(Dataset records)
=-=-=

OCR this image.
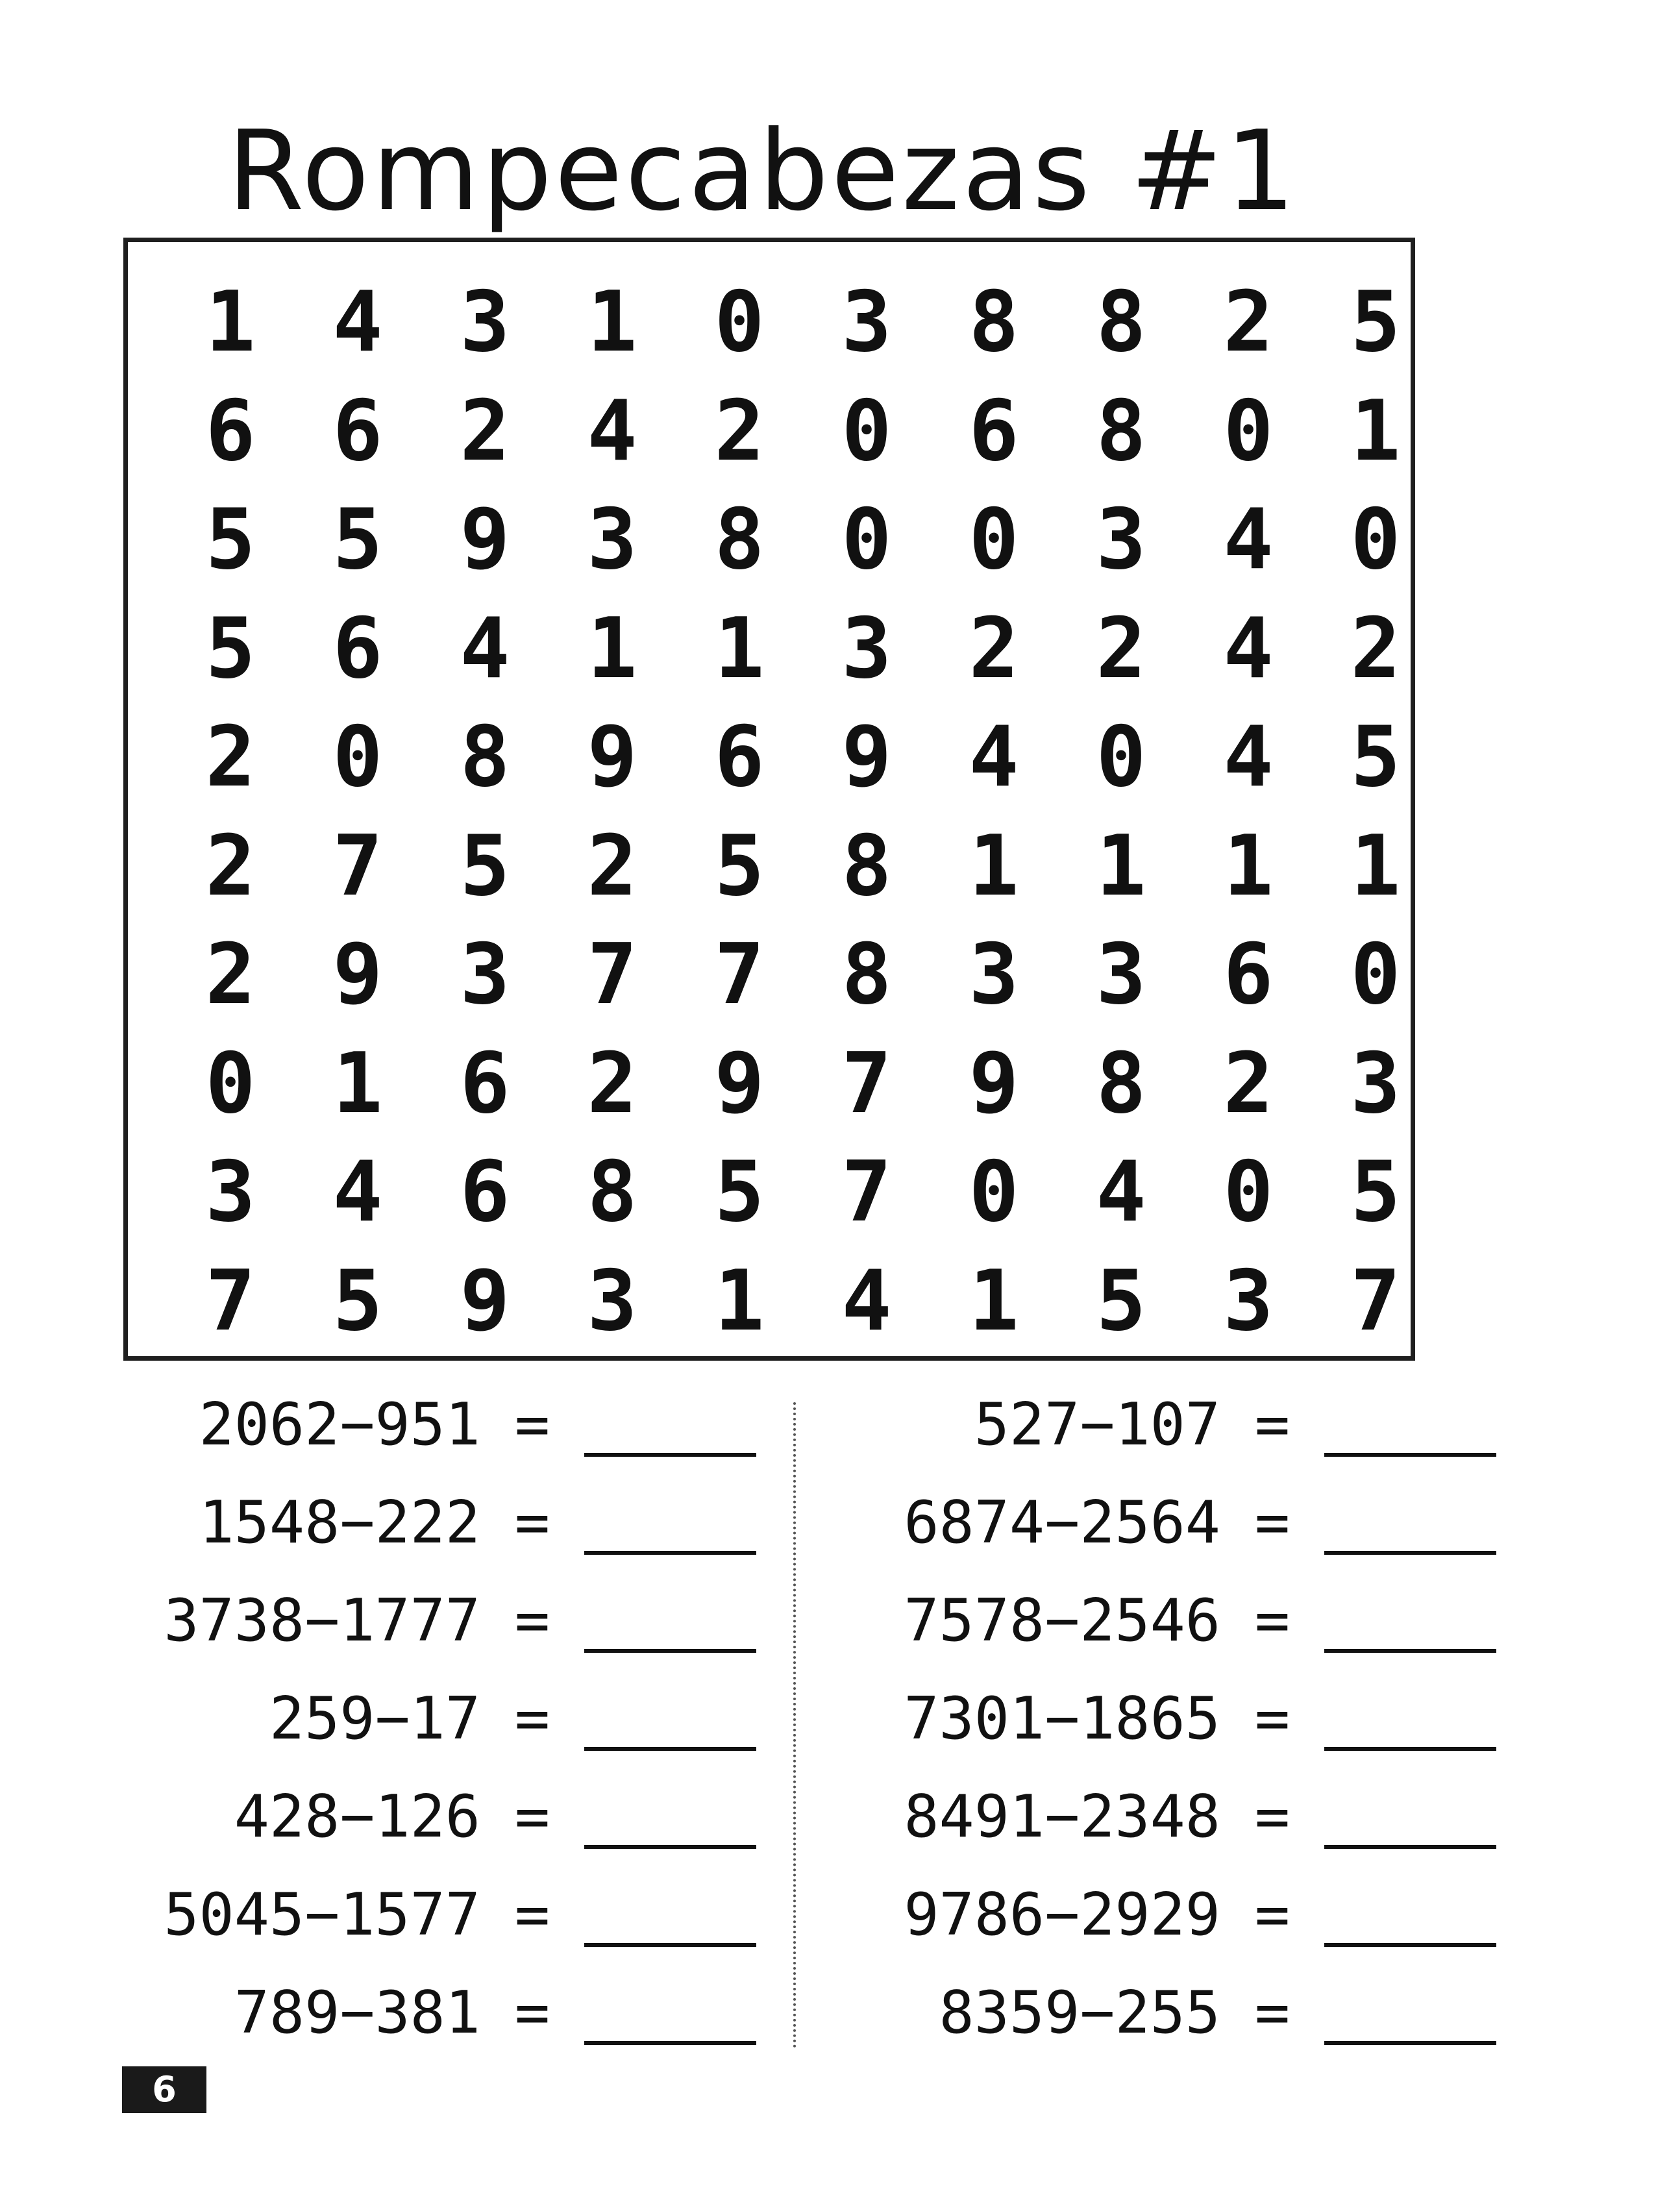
Rompecabezas #1
1 4 3 1 0 3 8 8 2 5
6 6 2 4 2 0 6 8 0 1
5 5 9 3 8 0 0 3 4 0
5 6 4 1 1 3 2 2 4 2
2 0 8 9 6 9 4 0 4 5
2 7 5 2 5 8 1 1 1 1
2 9 3 7 7 8 3 3 6 0
0 1 6 2 9 7 9 8 2 3
3 4 6 8 5 7 0 4 0 5
7 5 9 3 1 4 1 5 3 7
2062−951 =
1548−222 =
3738−1777 =
259−17 =
428−126 =
5045−1577 =
789−381 =
527−107 =
6874−2564 =
7578−2546 =
7301−1865 =
8491−2348 =
9786−2929 =
8359−255 =
6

=-=-=

**Stated exercise:** Give back the whole listing as it stands, minus its pictures.

**Result for this task:**
OCR this image.
Rompecabezas #1
1 4 3 1 0 3 8 8 2 5
6 6 2 4 2 0 6 8 0 1
5 5 9 3 8 0 0 3 4 0
5 6 4 1 1 3 2 2 4 2
2 0 8 9 6 9 4 0 4 5
2 7 5 2 5 8 1 1 1 1
2 9 3 7 7 8 3 3 6 0
0 1 6 2 9 7 9 8 2 3
3 4 6 8 5 7 0 4 0 5
7 5 9 3 1 4 1 5 3 7
2062−951 =
1548−222 =
3738−1777 =
259−17 =
428−126 =
5045−1577 =
789−381 =
527−107 =
6874−2564 =
7578−2546 =
7301−1865 =
8491−2348 =
9786−2929 =
8359−255 =
6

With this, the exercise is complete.